WHAT TO PRODUCE. Copy all the data exactly, except the pictures.

PROVIDED DATA.
· · · · ·

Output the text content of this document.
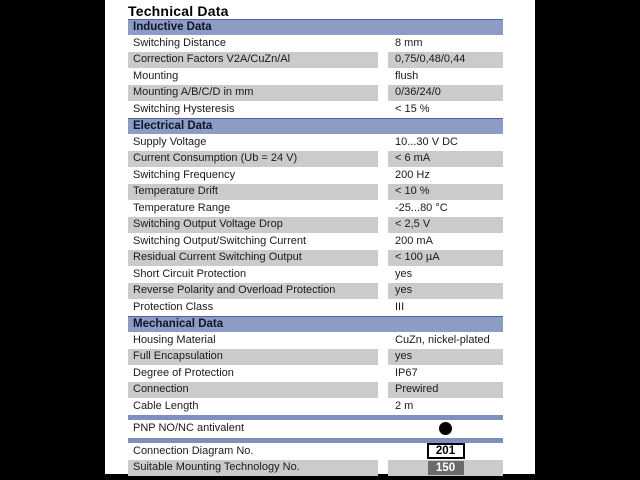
Technical Data
Inductive Data
Switching Distance	8 mm
Correction Factors V2A/CuZn/Al	0,75/0,48/0,44
Mounting	flush
Mounting A/B/C/D in mm	0/36/24/0
Switching Hysteresis	< 15 %
Electrical Data
Supply Voltage	10...30 V DC
Current Consumption (Ub = 24 V)	< 6 mA
Switching Frequency	200 Hz
Temperature Drift	< 10 %
Temperature Range	-25...80 °C
Switching Output Voltage Drop	< 2,5 V
Switching Output/Switching Current	200 mA
Residual Current Switching Output	< 100 µA
Short Circuit Protection	yes
Reverse Polarity and Overload Protection	yes
Protection Class	III
Mechanical Data
Housing Material	CuZn, nickel-plated
Full Encapsulation	yes
Degree of Protection	IP67
Connection	Prewired
Cable Length	2 m
PNP NO/NC antivalent
Connection Diagram No.	201
Suitable Mounting Technology No.	150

· · · · ·

RESULT FOR THIS EXERCISE.
Output the text content of this document.
Technical Data
Inductive Data
Switching Distance	8 mm
Correction Factors V2A/CuZn/Al	0,75/0,48/0,44
Mounting	flush
Mounting A/B/C/D in mm	0/36/24/0
Switching Hysteresis	< 15 %
Electrical Data
Supply Voltage	10...30 V DC
Current Consumption (Ub = 24 V)	< 6 mA
Switching Frequency	200 Hz
Temperature Drift	< 10 %
Temperature Range	-25...80 °C
Switching Output Voltage Drop	< 2,5 V
Switching Output/Switching Current	200 mA
Residual Current Switching Output	< 100 µA
Short Circuit Protection	yes
Reverse Polarity and Overload Protection	yes
Protection Class	III
Mechanical Data
Housing Material	CuZn, nickel-plated
Full Encapsulation	yes
Degree of Protection	IP67
Connection	Prewired
Cable Length	2 m
PNP NO/NC antivalent
Connection Diagram No.	201
Suitable Mounting Technology No.	150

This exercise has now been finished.